**TEXTE FOURNI:**

————

La Cnil doit trancher
Les opticiens militent depuis des mois pour que la transmission soit faite sur la base des données agrégées. Au lieu de préciser que les verres ont un niveau de correction de -3 dioptries, le code de regroupement indiquerait que le verre a une correction d'une tranche comprise entre 0 et -10 dioptries. L'avis de la Cnil est très attendu. La Commission nationale informatique et libertés devrait trancher sur ce désaccord d'ici la fin du mois.
"Pour l'instant, nous avons observé quelques cas d'opticiens qui refusent de transmettre les informations détaillées à l'organisme complémentaire, mais pas de mouvement massif", affirme Pierre-Henri Comble, conseiller du président de Cegedim Insurance Solutions. Les opticiens mettent en avant des arguments liés à la nécessité de recueillir le consentement du patient, tel que prévu par le Règlement européen sur la protection de données. Pierre-Henri Comble répond que "l'opticien doit demander l'accord de son client pour pouvoir transmettre à son assureur complémentaire les éléments décrivant la correction de chacun de ses verres. Lorsque l'assuré signe une demande de prise en charge, il donne son consentement au sens du RGPD".
"Si la Cnil venait à refusait l'accès des complémentaires au niveau de correction, les garanties et le système de tiers payant devraient évoluer car aujourd'hui le tiers payant ne fonctionne que si un équipement est affecté à une garantie dont les bornes prennent en compte les défauts visuels", avance-t-il.

————

**Éléments de données:**
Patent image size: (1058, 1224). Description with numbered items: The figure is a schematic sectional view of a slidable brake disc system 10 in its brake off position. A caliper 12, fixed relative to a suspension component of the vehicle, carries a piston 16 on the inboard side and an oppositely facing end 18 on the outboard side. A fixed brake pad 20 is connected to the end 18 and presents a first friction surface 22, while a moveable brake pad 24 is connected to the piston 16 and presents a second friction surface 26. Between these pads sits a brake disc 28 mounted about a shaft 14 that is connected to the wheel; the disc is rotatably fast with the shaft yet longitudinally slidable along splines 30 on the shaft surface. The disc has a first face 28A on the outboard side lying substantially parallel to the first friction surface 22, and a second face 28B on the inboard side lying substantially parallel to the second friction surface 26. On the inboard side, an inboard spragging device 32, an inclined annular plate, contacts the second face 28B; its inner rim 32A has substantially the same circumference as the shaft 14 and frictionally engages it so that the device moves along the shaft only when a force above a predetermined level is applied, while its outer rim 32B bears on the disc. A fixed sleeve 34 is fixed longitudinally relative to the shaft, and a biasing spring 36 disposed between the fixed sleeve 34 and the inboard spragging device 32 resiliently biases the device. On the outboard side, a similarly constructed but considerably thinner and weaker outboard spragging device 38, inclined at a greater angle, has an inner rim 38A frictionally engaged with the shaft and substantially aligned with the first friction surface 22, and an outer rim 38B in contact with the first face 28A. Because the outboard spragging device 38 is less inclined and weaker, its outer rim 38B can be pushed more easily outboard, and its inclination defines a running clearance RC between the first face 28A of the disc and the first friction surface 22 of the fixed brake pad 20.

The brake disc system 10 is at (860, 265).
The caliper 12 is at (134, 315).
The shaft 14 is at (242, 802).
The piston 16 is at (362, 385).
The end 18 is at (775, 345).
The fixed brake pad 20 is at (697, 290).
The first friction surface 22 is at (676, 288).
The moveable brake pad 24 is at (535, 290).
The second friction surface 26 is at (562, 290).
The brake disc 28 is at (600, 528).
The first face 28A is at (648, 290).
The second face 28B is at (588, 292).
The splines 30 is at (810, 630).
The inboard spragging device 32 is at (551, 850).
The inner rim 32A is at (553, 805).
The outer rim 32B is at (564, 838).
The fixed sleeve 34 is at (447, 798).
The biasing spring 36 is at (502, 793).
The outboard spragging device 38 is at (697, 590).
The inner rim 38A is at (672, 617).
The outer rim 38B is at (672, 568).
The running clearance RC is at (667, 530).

————

**VOS CONSIGNES:**
- 1) D'après l'article sur les opticiens et la Cnil, dans quel délai la Commission nationale informatique et libertés devrait-elle trancher sur ce désaccord ?
- 2) Dans l'article sur les opticiens et la Cnil, reprenez la partie qui s'ouvre sur les mots contenant "La Cnil doit" et se clôt sur "fin du mois.", en substituant "unités" à "dioptries".
- 3) Poursuivez l'article sur les opticiens et la Cnil à partir de l'endroit où il s'arrête.

**RÉPONSES ATTENDUES:**
- 1) D'ici la fin du mois.

- 2)
La Cnil doit trancher
Les opticiens militent depuis des mois pour que la transmission soit faite sur la base des données agrégées. Au lieu de préciser que les verres ont un niveau de correction de -3 unités, le code de regroupement indiquerait que le verre a une correction d'une tranche comprise entre 0 et -10 unités. L'avis de la Cnil est très attendu. La Commission nationale informatique et libertés devrait trancher sur ce désaccord d'ici la fin du mois.

- 3)
Par ailleurs, les complémentaires demandent le détail des équipements qu'elles remboursent afin de lutter contre les abus. Une pratique courante des opticiens consiste à envoyer plusieurs demandes de prise en charge pour le même patient avec des équipements différents afin de proposer celui qui obtiendrait le niveau de prise en charge le plus élevé. Pour réduire les abus, les outils informatiques limitent le nombre de tentatives de prise en charge qu'il est possible d'envoyer.
Les réseaux de soins dans le viseur
Les opticiens souhaitent se désengager d'un système dans lequel les réseaux de soins tirent les prix de vente vers le bas. Grâce au pouvoir de négociation des réseaux sur les prix des verres, les opticiens se retrouvent dans une situation de baisse des marges alors que le volume des ventes reste stable.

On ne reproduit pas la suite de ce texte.